◆ TASK INPUTS
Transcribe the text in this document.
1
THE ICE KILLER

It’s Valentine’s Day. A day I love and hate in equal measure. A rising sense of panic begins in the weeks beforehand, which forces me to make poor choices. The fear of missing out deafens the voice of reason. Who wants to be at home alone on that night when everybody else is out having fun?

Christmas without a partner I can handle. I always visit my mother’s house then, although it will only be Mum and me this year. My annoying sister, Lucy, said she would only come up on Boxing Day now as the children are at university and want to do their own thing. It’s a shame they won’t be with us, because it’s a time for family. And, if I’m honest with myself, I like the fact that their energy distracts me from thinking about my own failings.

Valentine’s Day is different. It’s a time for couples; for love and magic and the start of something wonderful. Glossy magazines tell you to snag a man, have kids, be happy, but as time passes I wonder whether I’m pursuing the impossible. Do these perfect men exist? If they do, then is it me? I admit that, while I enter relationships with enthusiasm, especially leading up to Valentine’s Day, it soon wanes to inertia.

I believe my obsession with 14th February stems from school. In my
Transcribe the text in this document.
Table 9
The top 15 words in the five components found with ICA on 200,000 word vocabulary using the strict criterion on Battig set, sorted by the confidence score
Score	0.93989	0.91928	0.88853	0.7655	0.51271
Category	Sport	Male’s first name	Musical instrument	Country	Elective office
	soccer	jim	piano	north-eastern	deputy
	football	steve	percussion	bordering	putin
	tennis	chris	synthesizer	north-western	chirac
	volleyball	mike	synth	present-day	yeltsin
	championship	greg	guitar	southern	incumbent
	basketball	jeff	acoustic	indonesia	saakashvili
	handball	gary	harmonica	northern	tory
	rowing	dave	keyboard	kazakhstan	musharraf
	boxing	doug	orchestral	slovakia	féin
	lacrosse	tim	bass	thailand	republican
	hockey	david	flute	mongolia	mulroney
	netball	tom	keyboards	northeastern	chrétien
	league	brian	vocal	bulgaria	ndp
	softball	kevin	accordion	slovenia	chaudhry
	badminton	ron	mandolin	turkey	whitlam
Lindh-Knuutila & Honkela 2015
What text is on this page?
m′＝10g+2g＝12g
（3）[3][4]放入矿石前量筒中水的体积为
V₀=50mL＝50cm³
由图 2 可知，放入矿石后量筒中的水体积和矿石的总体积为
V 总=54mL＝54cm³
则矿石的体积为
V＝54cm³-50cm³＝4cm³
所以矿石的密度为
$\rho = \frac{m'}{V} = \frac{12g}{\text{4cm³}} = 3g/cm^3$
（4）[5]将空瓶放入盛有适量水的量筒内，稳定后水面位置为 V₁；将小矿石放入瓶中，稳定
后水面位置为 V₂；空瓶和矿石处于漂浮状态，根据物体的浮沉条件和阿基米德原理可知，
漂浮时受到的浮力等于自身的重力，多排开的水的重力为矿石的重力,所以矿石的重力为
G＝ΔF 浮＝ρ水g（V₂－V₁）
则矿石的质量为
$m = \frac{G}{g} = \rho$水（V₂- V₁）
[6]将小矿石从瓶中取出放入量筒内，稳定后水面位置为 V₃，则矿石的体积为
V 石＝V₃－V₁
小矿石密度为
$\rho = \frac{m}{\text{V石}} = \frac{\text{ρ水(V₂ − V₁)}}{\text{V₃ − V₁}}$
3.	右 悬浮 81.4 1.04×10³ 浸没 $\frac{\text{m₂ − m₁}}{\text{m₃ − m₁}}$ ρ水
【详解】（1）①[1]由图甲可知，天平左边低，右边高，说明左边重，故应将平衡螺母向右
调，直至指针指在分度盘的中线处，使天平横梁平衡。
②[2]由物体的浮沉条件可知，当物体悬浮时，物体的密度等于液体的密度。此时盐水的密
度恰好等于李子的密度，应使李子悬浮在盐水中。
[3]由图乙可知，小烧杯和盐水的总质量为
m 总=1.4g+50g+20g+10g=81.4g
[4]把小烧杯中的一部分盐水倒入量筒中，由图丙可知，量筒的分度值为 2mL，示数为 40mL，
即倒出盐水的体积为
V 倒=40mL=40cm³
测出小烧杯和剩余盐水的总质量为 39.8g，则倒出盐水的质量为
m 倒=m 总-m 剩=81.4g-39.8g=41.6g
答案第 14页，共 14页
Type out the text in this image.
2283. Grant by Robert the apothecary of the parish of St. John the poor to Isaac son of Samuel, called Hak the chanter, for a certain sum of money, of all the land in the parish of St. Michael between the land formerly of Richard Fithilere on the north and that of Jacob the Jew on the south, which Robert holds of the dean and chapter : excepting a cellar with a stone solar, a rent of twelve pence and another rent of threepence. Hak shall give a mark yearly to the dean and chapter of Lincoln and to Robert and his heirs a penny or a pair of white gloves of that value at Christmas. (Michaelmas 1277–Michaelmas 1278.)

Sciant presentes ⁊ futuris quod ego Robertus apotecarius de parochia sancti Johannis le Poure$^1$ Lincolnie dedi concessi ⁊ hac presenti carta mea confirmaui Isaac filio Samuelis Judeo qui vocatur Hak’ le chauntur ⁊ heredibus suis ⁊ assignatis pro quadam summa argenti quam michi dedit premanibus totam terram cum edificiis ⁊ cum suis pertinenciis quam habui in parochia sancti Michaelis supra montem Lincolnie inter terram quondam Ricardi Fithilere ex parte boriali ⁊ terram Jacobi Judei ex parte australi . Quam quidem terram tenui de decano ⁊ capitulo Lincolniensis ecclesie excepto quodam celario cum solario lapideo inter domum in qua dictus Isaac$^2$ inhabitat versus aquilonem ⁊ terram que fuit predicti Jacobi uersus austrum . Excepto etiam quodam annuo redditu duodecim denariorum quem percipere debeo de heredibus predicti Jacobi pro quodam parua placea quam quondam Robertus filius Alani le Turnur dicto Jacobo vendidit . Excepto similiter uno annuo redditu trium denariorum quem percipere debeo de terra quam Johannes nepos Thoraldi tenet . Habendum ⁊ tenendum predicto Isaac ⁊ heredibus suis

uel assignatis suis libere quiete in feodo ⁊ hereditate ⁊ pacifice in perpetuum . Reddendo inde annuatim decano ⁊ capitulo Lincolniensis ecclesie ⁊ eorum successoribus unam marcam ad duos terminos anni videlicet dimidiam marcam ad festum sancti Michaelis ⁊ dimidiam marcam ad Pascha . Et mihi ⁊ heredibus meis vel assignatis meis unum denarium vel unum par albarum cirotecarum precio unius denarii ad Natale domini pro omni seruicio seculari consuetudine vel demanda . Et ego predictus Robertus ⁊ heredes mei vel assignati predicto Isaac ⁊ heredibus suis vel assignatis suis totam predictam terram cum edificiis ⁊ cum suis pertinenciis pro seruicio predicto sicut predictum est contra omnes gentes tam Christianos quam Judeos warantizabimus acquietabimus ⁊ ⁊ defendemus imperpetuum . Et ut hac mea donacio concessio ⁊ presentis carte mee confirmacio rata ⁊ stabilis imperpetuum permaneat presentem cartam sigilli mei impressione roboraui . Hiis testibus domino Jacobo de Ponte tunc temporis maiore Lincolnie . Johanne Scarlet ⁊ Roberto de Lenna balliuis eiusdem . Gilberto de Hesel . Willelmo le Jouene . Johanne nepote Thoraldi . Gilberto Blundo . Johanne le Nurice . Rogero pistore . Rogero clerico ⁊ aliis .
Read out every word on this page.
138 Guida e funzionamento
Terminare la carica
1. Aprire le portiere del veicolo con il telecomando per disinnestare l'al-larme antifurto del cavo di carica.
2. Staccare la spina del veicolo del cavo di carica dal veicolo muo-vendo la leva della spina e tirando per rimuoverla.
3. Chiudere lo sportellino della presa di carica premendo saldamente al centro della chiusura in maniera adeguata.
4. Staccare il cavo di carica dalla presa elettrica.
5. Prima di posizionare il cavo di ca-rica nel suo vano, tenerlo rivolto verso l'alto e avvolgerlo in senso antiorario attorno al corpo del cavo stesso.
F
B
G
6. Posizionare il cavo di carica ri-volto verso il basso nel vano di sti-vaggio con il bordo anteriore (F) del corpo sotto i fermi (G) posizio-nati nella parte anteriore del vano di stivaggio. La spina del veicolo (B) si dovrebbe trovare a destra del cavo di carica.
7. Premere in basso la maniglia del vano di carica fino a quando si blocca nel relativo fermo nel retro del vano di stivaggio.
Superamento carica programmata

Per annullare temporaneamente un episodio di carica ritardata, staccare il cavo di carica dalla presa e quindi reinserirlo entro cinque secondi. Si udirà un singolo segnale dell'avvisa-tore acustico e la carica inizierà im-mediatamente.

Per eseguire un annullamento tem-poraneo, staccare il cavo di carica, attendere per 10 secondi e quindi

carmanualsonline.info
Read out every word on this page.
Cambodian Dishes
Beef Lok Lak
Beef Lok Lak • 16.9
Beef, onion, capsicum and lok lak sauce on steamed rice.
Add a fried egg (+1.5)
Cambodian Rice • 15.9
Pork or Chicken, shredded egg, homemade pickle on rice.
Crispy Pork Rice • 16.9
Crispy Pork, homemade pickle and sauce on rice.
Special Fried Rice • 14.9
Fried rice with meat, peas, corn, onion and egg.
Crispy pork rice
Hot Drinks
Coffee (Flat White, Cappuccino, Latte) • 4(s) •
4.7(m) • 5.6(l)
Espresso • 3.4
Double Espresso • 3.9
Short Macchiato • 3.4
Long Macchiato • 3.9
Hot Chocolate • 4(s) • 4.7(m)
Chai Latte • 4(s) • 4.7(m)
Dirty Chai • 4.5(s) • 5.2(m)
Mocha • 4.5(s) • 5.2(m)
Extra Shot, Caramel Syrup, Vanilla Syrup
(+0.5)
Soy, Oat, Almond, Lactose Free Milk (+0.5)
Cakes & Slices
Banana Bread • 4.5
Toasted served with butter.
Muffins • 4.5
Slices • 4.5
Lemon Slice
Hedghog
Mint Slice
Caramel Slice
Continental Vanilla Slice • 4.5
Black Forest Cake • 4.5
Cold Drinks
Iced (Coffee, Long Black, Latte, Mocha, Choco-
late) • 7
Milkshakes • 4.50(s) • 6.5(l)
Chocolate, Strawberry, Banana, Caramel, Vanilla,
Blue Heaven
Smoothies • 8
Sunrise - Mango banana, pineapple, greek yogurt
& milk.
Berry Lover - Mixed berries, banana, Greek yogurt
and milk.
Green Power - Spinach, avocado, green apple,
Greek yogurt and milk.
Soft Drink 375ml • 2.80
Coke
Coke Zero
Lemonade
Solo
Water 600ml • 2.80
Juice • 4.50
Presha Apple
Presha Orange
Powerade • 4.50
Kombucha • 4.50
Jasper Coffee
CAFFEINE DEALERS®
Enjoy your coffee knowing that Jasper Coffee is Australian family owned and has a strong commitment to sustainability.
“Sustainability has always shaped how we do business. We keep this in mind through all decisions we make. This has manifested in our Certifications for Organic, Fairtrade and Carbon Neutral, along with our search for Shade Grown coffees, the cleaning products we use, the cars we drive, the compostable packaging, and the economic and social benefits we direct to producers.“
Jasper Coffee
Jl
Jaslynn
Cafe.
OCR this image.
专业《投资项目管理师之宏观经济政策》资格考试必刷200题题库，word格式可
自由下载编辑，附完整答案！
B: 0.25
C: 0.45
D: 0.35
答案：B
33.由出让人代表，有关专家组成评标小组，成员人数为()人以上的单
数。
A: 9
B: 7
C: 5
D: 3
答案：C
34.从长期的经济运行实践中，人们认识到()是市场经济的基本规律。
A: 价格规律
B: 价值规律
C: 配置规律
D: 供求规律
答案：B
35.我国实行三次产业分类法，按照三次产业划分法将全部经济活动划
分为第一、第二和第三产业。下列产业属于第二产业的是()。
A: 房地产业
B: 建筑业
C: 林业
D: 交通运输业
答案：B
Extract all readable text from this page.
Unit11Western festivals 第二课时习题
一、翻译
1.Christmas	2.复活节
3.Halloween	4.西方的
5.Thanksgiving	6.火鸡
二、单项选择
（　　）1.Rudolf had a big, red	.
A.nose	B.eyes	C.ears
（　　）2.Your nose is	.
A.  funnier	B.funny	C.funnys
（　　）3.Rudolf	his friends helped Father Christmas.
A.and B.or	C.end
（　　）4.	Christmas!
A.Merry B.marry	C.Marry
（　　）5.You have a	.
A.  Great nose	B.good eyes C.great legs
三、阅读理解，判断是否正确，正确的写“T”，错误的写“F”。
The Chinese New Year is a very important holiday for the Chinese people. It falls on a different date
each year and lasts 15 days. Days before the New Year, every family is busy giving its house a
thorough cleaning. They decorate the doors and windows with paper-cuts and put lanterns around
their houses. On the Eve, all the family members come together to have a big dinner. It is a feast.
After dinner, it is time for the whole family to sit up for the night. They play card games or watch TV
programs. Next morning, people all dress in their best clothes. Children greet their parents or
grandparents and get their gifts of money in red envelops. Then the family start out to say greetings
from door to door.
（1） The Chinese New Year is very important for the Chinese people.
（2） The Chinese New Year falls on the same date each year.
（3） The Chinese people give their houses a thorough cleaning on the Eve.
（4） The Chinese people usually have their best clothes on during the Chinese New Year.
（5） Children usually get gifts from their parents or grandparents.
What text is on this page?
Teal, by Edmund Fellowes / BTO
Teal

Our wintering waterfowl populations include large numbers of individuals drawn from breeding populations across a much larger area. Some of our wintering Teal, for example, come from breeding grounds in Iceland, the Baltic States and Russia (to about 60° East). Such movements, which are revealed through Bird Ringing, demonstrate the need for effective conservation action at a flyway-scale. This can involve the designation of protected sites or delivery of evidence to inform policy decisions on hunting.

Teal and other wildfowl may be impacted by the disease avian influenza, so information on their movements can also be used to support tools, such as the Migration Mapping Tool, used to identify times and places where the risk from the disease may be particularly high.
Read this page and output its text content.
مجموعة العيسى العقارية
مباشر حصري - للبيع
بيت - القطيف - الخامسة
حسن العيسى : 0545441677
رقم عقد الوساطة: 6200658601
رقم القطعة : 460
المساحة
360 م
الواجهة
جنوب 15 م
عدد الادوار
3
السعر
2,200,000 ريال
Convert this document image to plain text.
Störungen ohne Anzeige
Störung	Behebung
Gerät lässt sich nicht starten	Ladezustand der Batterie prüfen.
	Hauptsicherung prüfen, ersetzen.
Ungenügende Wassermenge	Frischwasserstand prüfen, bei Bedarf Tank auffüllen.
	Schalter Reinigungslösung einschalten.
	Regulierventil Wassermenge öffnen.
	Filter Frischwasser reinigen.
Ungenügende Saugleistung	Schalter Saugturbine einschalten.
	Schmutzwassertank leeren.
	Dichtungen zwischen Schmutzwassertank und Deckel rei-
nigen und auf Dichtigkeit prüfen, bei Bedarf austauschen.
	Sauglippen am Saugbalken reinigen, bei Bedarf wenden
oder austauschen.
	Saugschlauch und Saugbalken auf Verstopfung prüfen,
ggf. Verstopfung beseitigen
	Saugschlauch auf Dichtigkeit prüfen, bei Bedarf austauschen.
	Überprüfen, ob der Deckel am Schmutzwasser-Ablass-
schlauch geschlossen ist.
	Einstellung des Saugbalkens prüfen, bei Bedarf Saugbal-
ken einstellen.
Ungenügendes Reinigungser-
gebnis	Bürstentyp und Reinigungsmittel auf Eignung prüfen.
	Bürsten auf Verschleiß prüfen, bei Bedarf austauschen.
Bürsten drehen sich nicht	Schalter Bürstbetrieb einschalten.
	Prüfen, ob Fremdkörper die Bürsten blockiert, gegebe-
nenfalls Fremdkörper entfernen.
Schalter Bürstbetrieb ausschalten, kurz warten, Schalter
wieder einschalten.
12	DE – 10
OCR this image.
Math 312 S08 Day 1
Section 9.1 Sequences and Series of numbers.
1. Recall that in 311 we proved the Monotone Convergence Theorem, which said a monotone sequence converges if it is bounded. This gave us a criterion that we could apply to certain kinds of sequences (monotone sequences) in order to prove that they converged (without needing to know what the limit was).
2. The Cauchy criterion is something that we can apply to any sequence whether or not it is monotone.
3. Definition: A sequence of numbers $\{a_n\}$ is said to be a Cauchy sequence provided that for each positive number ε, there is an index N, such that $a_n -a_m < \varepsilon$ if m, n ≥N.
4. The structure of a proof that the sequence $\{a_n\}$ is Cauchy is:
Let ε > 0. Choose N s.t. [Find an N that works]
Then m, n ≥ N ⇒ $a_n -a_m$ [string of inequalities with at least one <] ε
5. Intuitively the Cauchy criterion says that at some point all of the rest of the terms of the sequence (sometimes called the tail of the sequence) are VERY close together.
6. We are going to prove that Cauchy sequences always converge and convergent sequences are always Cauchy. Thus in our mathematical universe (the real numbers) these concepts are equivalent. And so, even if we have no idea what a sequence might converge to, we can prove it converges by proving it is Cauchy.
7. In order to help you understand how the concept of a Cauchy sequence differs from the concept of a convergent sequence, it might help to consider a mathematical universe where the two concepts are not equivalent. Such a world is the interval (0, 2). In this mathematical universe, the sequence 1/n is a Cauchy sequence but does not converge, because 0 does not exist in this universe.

◆ INSTRUCTION
Show every line from the entries above in which the word "date" appears.

◆ THE COMPLETED TASK
The Chinese New Year is a very important holiday for the Chinese people. It falls on a different date
（2） The Chinese New Year falls on the same date each year.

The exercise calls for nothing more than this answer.